──────── Provided data ────────

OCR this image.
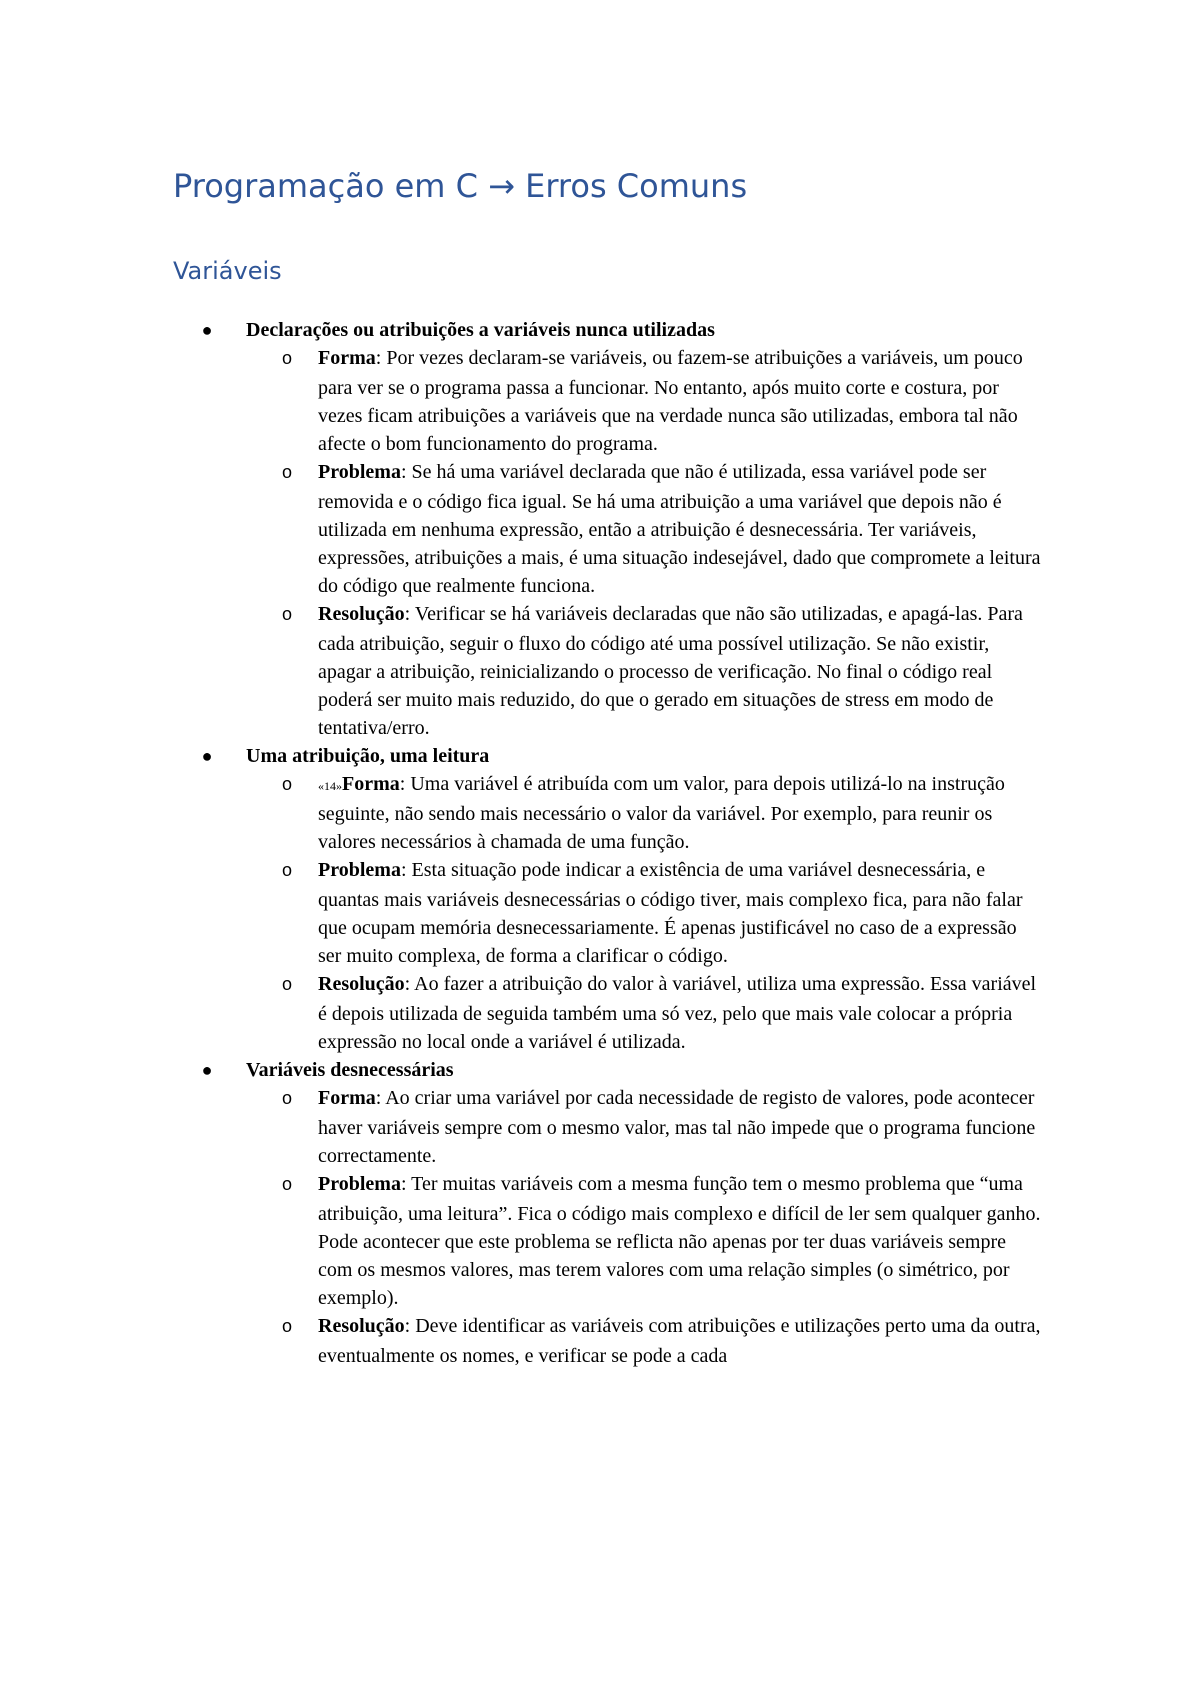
Programação em C → Erros Comuns
Variáveis
● Declarações ou atribuições a variáveis nunca utilizadas
o Forma: Por vezes declaram-se variáveis, ou fazem-se atribuições a variáveis, um pouco para ver se o programa passa a funcionar. No entanto, após muito corte e costura, por vezes ficam atribuições a variáveis que na verdade nunca são utilizadas, embora tal não afecte o bom funcionamento do programa.
o Problema: Se há uma variável declarada que não é utilizada, essa variável pode ser removida e o código fica igual. Se há uma atribuição a uma variável que depois não é utilizada em nenhuma expressão, então a atribuição é desnecessária. Ter variáveis, expressões, atribuições a mais, é uma situação indesejável, dado que compromete a leitura do código que realmente funciona.
o Resolução: Verificar se há variáveis declaradas que não são utilizadas, e apagá-las. Para cada atribuição, seguir o fluxo do código até uma possível utilização. Se não existir, apagar a atribuição, reinicializando o processo de verificação. No final o código real poderá ser muito mais reduzido, do que o gerado em situações de stress em modo de tentativa/erro.
● Uma atribuição, uma leitura
o «14»Forma: Uma variável é atribuída com um valor, para depois utilizá-lo na instrução seguinte, não sendo mais necessário o valor da variável. Por exemplo, para reunir os valores necessários à chamada de uma função.
o Problema: Esta situação pode indicar a existência de uma variável desnecessária, e quantas mais variáveis desnecessárias o código tiver, mais complexo fica, para não falar que ocupam memória desnecessariamente. É apenas justificável no caso de a expressão ser muito complexa, de forma a clarificar o código.
o Resolução: Ao fazer a atribuição do valor à variável, utiliza uma expressão. Essa variável é depois utilizada de seguida também uma só vez, pelo que mais vale colocar a própria expressão no local onde a variável é utilizada.
● Variáveis desnecessárias
o Forma: Ao criar uma variável por cada necessidade de registo de valores, pode acontecer haver variáveis sempre com o mesmo valor, mas tal não impede que o programa funcione correctamente.
o Problema: Ter muitas variáveis com a mesma função tem o mesmo problema que “uma atribuição, uma leitura”. Fica o código mais complexo e difícil de ler sem qualquer ganho. Pode acontecer que este problema se reflicta não apenas por ter duas variáveis sempre com os mesmos valores, mas terem valores com uma relação simples (o simétrico, por exemplo).
o Resolução: Deve identificar as variáveis com atribuições e utilizações perto uma da outra, eventualmente os nomes, e verificar se pode a cada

────────

Of the lines in this listing, report how many contain the string "nunca", and give the number only.

2